Task to complete:
Output all the material that follows, exactly as given.
(begin)
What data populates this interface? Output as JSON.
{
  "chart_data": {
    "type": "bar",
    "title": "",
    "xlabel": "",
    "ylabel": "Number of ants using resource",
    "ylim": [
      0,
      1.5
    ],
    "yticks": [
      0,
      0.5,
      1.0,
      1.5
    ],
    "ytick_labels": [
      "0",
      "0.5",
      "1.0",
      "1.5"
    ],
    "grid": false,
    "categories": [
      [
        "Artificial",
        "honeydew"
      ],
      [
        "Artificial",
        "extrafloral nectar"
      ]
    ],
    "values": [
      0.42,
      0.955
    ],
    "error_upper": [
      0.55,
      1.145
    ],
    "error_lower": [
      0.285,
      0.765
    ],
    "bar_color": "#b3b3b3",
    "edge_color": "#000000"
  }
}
(end)
Full output:
What data populates this interface? Output as JSON.
{
  "chart_data": {
    "type": "bar",
    "title": "",
    "xlabel": "",
    "ylabel": "Number of ants using resource",
    "ylim": [
      0,
      1.5
    ],
    "yticks": [
      0,
      0.5,
      1.0,
      1.5
    ],
    "ytick_labels": [
      "0",
      "0.5",
      "1.0",
      "1.5"
    ],
    "grid": false,
    "categories": [
      [
        "Artificial",
        "honeydew"
      ],
      [
        "Artificial",
        "extrafloral nectar"
      ]
    ],
    "values": [
      0.42,
      0.955
    ],
    "error_upper": [
      0.55,
      1.145
    ],
    "error_lower": [
      0.285,
      0.765
    ],
    "bar_color": "#b3b3b3",
    "edge_color": "#000000"
  }
}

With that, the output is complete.